(Items listed in a dataset)
• • • •
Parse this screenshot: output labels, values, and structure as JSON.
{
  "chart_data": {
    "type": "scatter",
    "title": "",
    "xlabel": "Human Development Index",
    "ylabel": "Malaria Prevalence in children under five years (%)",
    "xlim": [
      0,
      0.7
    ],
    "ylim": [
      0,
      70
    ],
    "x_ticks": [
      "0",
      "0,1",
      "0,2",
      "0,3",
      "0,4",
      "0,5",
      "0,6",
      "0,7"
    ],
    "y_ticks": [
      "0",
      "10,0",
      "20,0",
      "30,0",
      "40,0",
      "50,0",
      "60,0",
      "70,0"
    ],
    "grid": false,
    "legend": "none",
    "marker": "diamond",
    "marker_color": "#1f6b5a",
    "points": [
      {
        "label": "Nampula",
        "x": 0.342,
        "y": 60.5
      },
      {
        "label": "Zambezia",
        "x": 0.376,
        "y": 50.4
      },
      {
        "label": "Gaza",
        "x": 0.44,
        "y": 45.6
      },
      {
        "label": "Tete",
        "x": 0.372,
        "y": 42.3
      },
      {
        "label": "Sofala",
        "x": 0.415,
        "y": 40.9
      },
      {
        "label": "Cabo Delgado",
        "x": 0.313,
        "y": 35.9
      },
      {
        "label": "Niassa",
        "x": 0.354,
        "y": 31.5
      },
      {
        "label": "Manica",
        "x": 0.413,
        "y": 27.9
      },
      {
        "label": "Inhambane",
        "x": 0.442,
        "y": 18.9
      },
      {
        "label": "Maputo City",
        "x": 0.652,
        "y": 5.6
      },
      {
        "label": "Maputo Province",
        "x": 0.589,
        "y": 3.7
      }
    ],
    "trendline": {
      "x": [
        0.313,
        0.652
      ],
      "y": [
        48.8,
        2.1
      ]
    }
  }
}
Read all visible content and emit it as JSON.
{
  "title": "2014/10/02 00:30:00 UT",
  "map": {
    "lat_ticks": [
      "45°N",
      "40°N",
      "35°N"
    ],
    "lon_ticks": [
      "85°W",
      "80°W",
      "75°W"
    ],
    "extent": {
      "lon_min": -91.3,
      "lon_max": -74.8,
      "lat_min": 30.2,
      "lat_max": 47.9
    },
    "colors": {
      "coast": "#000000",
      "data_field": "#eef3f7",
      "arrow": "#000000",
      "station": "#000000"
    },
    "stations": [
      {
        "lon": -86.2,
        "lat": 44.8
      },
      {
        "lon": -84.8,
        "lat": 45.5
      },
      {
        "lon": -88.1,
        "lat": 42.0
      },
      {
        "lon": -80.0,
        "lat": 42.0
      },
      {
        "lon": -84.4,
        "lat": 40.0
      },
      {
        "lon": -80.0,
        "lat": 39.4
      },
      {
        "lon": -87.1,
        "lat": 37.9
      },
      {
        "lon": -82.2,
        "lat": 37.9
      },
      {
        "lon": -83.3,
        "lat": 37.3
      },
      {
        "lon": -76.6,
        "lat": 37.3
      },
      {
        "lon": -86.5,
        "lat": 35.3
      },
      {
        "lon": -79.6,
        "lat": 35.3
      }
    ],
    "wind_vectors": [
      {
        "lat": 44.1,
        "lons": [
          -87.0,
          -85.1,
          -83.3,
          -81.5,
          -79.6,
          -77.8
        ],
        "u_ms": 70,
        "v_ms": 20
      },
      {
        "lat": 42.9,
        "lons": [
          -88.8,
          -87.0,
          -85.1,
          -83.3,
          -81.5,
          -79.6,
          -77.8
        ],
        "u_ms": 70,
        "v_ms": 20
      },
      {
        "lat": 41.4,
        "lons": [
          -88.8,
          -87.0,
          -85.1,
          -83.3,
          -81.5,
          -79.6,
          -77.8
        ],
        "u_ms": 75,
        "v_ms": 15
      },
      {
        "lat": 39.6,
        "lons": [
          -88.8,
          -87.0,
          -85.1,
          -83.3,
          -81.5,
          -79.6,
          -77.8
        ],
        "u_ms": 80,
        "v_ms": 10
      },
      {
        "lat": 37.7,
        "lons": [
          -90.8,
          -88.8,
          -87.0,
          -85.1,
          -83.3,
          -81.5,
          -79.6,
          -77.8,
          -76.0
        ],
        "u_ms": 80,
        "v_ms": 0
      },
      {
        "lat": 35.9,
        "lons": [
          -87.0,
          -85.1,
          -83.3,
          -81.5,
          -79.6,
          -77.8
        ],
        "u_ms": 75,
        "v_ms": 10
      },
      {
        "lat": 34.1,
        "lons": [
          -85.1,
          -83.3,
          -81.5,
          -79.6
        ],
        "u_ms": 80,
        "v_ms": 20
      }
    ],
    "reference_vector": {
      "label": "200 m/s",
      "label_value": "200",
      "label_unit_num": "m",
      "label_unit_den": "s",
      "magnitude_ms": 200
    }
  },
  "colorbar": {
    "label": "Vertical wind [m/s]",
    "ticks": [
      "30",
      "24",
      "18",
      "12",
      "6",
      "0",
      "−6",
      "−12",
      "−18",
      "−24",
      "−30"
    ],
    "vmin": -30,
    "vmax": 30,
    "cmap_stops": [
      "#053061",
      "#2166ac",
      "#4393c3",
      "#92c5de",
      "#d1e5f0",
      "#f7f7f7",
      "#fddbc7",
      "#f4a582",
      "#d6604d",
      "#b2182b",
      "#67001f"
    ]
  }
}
• • • •
WORK REQUIRED:
Can you restate every record above word for word?

OUTPUT OF THE EXERCISE:
Parse this screenshot: output labels, values, and structure as JSON.
{
  "chart_data": {
    "type": "scatter",
    "title": "",
    "xlabel": "Human Development Index",
    "ylabel": "Malaria Prevalence in children under five years (%)",
    "xlim": [
      0,
      0.7
    ],
    "ylim": [
      0,
      70
    ],
    "x_ticks": [
      "0",
      "0,1",
      "0,2",
      "0,3",
      "0,4",
      "0,5",
      "0,6",
      "0,7"
    ],
    "y_ticks": [
      "0",
      "10,0",
      "20,0",
      "30,0",
      "40,0",
      "50,0",
      "60,0",
      "70,0"
    ],
    "grid": false,
    "legend": "none",
    "marker": "diamond",
    "marker_color": "#1f6b5a",
    "points": [
      {
        "label": "Nampula",
        "x": 0.342,
        "y": 60.5
      },
      {
        "label": "Zambezia",
        "x": 0.376,
        "y": 50.4
      },
      {
        "label": "Gaza",
        "x": 0.44,
        "y": 45.6
      },
      {
        "label": "Tete",
        "x": 0.372,
        "y": 42.3
      },
      {
        "label": "Sofala",
        "x": 0.415,
        "y": 40.9
      },
      {
        "label": "Cabo Delgado",
        "x": 0.313,
        "y": 35.9
      },
      {
        "label": "Niassa",
        "x": 0.354,
        "y": 31.5
      },
      {
        "label": "Manica",
        "x": 0.413,
        "y": 27.9
      },
      {
        "label": "Inhambane",
        "x": 0.442,
        "y": 18.9
      },
      {
        "label": "Maputo City",
        "x": 0.652,
        "y": 5.6
      },
      {
        "label": "Maputo Province",
        "x": 0.589,
        "y": 3.7
      }
    ],
    "trendline": {
      "x": [
        0.313,
        0.652
      ],
      "y": [
        48.8,
        2.1
      ]
    }
  }
}
Read all visible content and emit it as JSON.
{
  "title": "2014/10/02 00:30:00 UT",
  "map": {
    "lat_ticks": [
      "45°N",
      "40°N",
      "35°N"
    ],
    "lon_ticks": [
      "85°W",
      "80°W",
      "75°W"
    ],
    "extent": {
      "lon_min": -91.3,
      "lon_max": -74.8,
      "lat_min": 30.2,
      "lat_max": 47.9
    },
    "colors": {
      "coast": "#000000",
      "data_field": "#eef3f7",
      "arrow": "#000000",
      "station": "#000000"
    },
    "stations": [
      {
        "lon": -86.2,
        "lat": 44.8
      },
      {
        "lon": -84.8,
        "lat": 45.5
      },
      {
        "lon": -88.1,
        "lat": 42.0
      },
      {
        "lon": -80.0,
        "lat": 42.0
      },
      {
        "lon": -84.4,
        "lat": 40.0
      },
      {
        "lon": -80.0,
        "lat": 39.4
      },
      {
        "lon": -87.1,
        "lat": 37.9
      },
      {
        "lon": -82.2,
        "lat": 37.9
      },
      {
        "lon": -83.3,
        "lat": 37.3
      },
      {
        "lon": -76.6,
        "lat": 37.3
      },
      {
        "lon": -86.5,
        "lat": 35.3
      },
      {
        "lon": -79.6,
        "lat": 35.3
      }
    ],
    "wind_vectors": [
      {
        "lat": 44.1,
        "lons": [
          -87.0,
          -85.1,
          -83.3,
          -81.5,
          -79.6,
          -77.8
        ],
        "u_ms": 70,
        "v_ms": 20
      },
      {
        "lat": 42.9,
        "lons": [
          -88.8,
          -87.0,
          -85.1,
          -83.3,
          -81.5,
          -79.6,
          -77.8
        ],
        "u_ms": 70,
        "v_ms": 20
      },
      {
        "lat": 41.4,
        "lons": [
          -88.8,
          -87.0,
          -85.1,
          -83.3,
          -81.5,
          -79.6,
          -77.8
        ],
        "u_ms": 75,
        "v_ms": 15
      },
      {
        "lat": 39.6,
        "lons": [
          -88.8,
          -87.0,
          -85.1,
          -83.3,
          -81.5,
          -79.6,
          -77.8
        ],
        "u_ms": 80,
        "v_ms": 10
      },
      {
        "lat": 37.7,
        "lons": [
          -90.8,
          -88.8,
          -87.0,
          -85.1,
          -83.3,
          -81.5,
          -79.6,
          -77.8,
          -76.0
        ],
        "u_ms": 80,
        "v_ms": 0
      },
      {
        "lat": 35.9,
        "lons": [
          -87.0,
          -85.1,
          -83.3,
          -81.5,
          -79.6,
          -77.8
        ],
        "u_ms": 75,
        "v_ms": 10
      },
      {
        "lat": 34.1,
        "lons": [
          -85.1,
          -83.3,
          -81.5,
          -79.6
        ],
        "u_ms": 80,
        "v_ms": 20
      }
    ],
    "reference_vector": {
      "label": "200 m/s",
      "label_value": "200",
      "label_unit_num": "m",
      "label_unit_den": "s",
      "magnitude_ms": 200
    }
  },
  "colorbar": {
    "label": "Vertical wind [m/s]",
    "ticks": [
      "30",
      "24",
      "18",
      "12",
      "6",
      "0",
      "−6",
      "−12",
      "−18",
      "−24",
      "−30"
    ],
    "vmin": -30,
    "vmax": 30,
    "cmap_stops": [
      "#053061",
      "#2166ac",
      "#4393c3",
      "#92c5de",
      "#d1e5f0",
      "#f7f7f7",
      "#fddbc7",
      "#f4a582",
      "#d6604d",
      "#b2182b",
      "#67001f"
    ]
  }
}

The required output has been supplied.